_Task_.
Without the pictures, output all of the data exactly.

┄┄┄┄┄┄

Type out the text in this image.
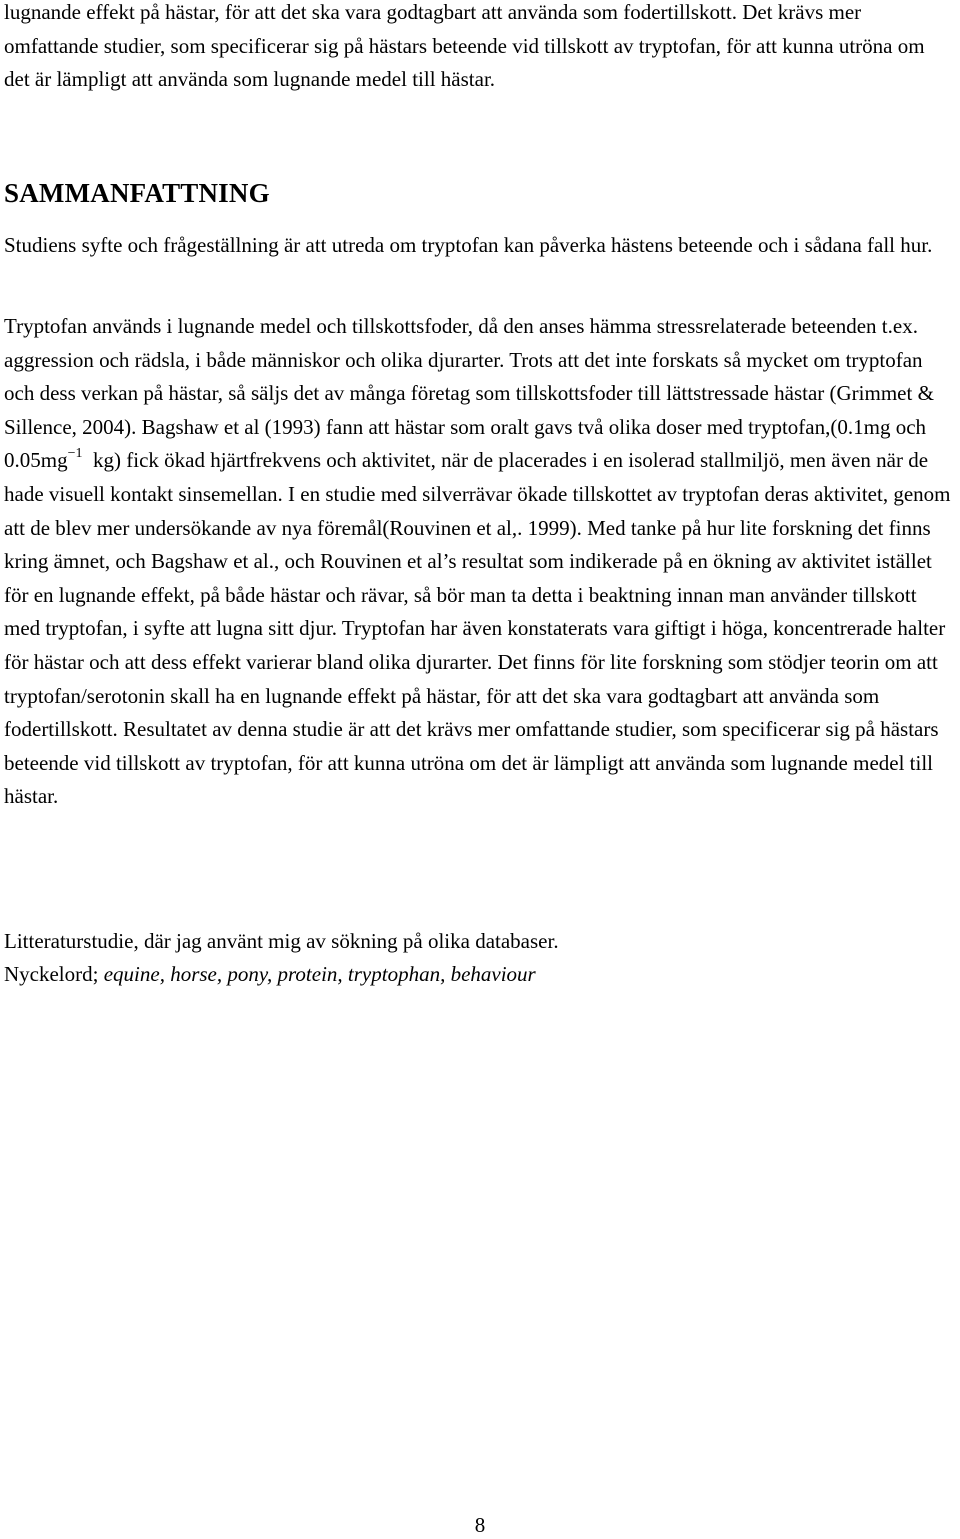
lugnande effekt på hästar, för att det ska vara godtagbart att använda som fodertillskott. Det krävs mer omfattande studier, som specificerar sig på hästars beteende vid tillskott av tryptofan, för att kunna utröna om det är lämpligt att använda som lugnande medel till hästar.

SAMMANFATTNING

Studiens syfte och frågeställning är att utreda om tryptofan kan påverka hästens beteende och i sådana fall hur.

Tryptofan används i lugnande medel och tillskottsfoder, då den anses hämma stressrelaterade beteenden t.ex. aggression och rädsla, i både människor och olika djurarter. Trots att det inte forskats så mycket om tryptofan och dess verkan på hästar, så säljs det av många företag som tillskottsfoder till lättstressade hästar (Grimmet & Sillence, 2004). Bagshaw et al (1993) fann att hästar som oralt gavs två olika doser med tryptofan,(0.1mg och $0.05mg^{-1}$  kg) fick ökad hjärtfrekvens och aktivitet, när de placerades i en isolerad stallmiljö, men även när de hade visuell kontakt sinsemellan. I en studie med silverrävar ökade tillskottet av tryptofan deras aktivitet, genom att de blev mer undersökande av nya föremål(Rouvinen et al,. 1999). Med tanke på hur lite forskning det finns kring ämnet, och Bagshaw et al., och Rouvinen et al’s resultat som indikerade på en ökning av aktivitet istället för en lugnande effekt, på både hästar och rävar, så bör man ta detta i beaktning innan man använder tillskott med tryptofan, i syfte att lugna sitt djur. Tryptofan har även konstaterats vara giftigt i höga, koncentrerade halter för hästar och att dess effekt varierar bland olika djurarter. Det finns för lite forskning som stödjer teorin om att tryptofan/serotonin skall ha en lugnande effekt på hästar, för att det ska vara godtagbart att använda som fodertillskott. Resultatet av denna studie är att det krävs mer omfattande studier, som specificerar sig på hästars beteende vid tillskott av tryptofan, för att kunna utröna om det är lämpligt att använda som lugnande medel till hästar.

Litteraturstudie, där jag använt mig av sökning på olika databaser.

Nyckelord; equine, horse, pony, protein, tryptophan, behaviour

8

┄┄┄┄┄┄

_Answer box_.
Type out the text in this image.
lugnande effekt på hästar, för att det ska vara godtagbart att använda som fodertillskott. Det krävs mer omfattande studier, som specificerar sig på hästars beteende vid tillskott av tryptofan, för att kunna utröna om det är lämpligt att använda som lugnande medel till hästar.

SAMMANFATTNING

Studiens syfte och frågeställning är att utreda om tryptofan kan påverka hästens beteende och i sådana fall hur.

Tryptofan används i lugnande medel och tillskottsfoder, då den anses hämma stressrelaterade beteenden t.ex. aggression och rädsla, i både människor och olika djurarter. Trots att det inte forskats så mycket om tryptofan och dess verkan på hästar, så säljs det av många företag som tillskottsfoder till lättstressade hästar (Grimmet & Sillence, 2004). Bagshaw et al (1993) fann att hästar som oralt gavs två olika doser med tryptofan,(0.1mg och $0.05mg^{-1}$  kg) fick ökad hjärtfrekvens och aktivitet, när de placerades i en isolerad stallmiljö, men även när de hade visuell kontakt sinsemellan. I en studie med silverrävar ökade tillskottet av tryptofan deras aktivitet, genom att de blev mer undersökande av nya föremål(Rouvinen et al,. 1999). Med tanke på hur lite forskning det finns kring ämnet, och Bagshaw et al., och Rouvinen et al’s resultat som indikerade på en ökning av aktivitet istället för en lugnande effekt, på både hästar och rävar, så bör man ta detta i beaktning innan man använder tillskott med tryptofan, i syfte att lugna sitt djur. Tryptofan har även konstaterats vara giftigt i höga, koncentrerade halter för hästar och att dess effekt varierar bland olika djurarter. Det finns för lite forskning som stödjer teorin om att tryptofan/serotonin skall ha en lugnande effekt på hästar, för att det ska vara godtagbart att använda som fodertillskott. Resultatet av denna studie är att det krävs mer omfattande studier, som specificerar sig på hästars beteende vid tillskott av tryptofan, för att kunna utröna om det är lämpligt att använda som lugnande medel till hästar.

Litteraturstudie, där jag använt mig av sökning på olika databaser.

Nyckelord; equine, horse, pony, protein, tryptophan, behaviour

8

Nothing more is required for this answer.